[Collection entries]
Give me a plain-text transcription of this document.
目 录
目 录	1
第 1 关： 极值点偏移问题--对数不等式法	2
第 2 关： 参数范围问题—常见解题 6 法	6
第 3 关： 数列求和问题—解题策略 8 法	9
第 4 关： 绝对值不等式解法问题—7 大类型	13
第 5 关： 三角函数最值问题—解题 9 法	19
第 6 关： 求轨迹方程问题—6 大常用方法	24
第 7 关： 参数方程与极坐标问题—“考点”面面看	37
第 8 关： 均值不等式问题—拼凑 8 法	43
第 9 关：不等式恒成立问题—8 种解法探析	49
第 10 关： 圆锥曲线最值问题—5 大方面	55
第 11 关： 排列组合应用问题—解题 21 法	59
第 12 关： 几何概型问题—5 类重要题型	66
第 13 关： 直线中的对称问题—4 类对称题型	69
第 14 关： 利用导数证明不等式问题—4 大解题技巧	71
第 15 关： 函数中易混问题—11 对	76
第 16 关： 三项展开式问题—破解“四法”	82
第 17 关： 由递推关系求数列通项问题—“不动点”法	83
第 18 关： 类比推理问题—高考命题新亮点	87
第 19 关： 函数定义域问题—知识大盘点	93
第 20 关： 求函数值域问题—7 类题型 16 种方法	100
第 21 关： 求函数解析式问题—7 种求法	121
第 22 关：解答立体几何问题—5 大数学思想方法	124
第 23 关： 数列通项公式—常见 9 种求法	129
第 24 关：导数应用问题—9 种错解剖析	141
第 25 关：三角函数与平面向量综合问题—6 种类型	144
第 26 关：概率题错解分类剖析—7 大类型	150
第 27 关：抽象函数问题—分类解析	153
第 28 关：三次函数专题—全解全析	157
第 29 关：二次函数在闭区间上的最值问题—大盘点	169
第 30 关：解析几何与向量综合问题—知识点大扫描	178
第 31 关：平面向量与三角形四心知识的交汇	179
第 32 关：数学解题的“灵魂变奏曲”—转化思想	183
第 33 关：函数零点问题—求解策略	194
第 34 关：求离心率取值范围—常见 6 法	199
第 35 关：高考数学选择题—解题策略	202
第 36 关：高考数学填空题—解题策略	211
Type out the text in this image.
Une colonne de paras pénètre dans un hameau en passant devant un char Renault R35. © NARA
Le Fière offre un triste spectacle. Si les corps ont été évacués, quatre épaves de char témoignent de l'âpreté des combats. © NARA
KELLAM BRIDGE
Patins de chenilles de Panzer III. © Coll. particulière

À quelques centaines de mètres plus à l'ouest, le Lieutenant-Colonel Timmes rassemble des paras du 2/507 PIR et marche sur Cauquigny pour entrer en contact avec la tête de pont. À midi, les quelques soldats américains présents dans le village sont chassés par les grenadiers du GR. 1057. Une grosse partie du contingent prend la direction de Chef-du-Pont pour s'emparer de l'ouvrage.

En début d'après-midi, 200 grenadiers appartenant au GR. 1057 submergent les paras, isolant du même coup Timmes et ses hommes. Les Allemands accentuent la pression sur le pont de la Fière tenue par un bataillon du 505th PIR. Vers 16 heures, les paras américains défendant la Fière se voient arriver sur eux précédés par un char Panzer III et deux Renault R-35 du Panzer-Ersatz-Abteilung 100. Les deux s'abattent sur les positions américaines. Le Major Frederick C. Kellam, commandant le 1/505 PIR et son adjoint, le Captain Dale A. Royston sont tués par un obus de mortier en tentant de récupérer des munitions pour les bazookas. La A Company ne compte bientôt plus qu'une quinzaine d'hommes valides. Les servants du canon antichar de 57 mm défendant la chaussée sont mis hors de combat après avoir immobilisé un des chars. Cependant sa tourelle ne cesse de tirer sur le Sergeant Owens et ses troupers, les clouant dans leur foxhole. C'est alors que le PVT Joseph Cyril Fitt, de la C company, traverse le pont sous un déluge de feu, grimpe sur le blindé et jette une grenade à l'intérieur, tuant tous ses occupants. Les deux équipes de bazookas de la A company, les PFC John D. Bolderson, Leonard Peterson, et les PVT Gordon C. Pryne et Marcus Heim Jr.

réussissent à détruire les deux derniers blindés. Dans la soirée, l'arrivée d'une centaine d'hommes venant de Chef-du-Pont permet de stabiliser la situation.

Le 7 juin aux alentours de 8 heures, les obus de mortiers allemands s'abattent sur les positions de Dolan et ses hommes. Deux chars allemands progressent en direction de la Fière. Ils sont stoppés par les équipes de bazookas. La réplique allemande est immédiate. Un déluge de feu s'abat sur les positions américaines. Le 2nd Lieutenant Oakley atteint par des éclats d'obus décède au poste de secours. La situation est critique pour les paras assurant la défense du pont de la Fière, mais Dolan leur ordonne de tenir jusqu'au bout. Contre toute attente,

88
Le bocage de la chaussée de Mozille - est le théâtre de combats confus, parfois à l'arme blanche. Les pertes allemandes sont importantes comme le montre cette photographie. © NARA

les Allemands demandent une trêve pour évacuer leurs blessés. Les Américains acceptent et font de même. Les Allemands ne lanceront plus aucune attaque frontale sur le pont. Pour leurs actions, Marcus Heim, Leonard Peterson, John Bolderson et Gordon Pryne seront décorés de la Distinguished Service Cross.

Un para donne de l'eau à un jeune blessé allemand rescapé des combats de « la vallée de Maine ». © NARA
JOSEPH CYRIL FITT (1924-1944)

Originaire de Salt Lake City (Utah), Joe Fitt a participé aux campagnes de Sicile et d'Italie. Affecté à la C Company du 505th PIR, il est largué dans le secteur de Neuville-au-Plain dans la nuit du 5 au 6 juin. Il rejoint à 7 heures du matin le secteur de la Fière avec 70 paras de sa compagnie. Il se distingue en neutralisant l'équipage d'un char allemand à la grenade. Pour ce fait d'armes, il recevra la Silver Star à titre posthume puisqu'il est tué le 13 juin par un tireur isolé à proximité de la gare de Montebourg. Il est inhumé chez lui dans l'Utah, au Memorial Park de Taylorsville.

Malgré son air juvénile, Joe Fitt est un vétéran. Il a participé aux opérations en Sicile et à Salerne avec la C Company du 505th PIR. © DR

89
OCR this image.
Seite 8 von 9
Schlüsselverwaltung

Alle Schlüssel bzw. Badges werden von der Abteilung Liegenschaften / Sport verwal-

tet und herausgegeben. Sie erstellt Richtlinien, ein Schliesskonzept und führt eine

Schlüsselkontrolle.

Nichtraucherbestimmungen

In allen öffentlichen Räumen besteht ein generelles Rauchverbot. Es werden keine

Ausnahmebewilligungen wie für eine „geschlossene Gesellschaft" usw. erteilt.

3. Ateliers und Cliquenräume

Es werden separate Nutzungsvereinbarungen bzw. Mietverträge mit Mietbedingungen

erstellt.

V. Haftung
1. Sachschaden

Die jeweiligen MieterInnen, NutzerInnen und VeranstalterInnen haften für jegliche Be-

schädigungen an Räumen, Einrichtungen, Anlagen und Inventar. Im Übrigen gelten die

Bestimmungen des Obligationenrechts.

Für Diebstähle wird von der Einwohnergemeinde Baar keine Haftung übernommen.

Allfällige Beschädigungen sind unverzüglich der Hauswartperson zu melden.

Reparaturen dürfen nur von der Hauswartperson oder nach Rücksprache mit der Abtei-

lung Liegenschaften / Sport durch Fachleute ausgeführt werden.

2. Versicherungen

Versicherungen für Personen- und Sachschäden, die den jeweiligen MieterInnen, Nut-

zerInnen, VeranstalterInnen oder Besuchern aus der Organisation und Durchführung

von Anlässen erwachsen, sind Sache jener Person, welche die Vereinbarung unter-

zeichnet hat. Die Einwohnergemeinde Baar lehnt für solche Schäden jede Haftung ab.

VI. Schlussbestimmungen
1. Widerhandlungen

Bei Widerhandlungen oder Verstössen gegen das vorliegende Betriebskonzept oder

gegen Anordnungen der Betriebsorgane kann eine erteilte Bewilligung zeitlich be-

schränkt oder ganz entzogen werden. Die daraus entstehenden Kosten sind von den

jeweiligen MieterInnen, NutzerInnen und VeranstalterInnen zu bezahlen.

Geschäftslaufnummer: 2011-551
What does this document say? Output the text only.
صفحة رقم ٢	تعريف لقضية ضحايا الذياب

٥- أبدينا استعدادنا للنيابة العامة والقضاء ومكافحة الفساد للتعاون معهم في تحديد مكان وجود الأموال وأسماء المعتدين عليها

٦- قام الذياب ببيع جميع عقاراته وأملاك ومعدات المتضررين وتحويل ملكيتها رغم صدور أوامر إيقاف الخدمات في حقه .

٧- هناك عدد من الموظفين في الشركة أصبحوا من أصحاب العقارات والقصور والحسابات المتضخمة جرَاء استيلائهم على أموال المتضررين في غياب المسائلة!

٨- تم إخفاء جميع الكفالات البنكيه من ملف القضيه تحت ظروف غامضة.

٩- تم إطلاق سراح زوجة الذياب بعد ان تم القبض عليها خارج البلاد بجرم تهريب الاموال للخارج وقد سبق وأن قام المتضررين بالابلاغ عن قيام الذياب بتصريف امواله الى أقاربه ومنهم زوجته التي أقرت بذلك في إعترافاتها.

> **Instructions for the task**
Identify the lines above with the word "Sport". Copy them.

> **Right answer**
Alle Schlüssel bzw. Badges werden von der Abteilung Liegenschaften / Sport verwal-
lung Liegenschaften / Sport durch Fachleute ausgeführt werden.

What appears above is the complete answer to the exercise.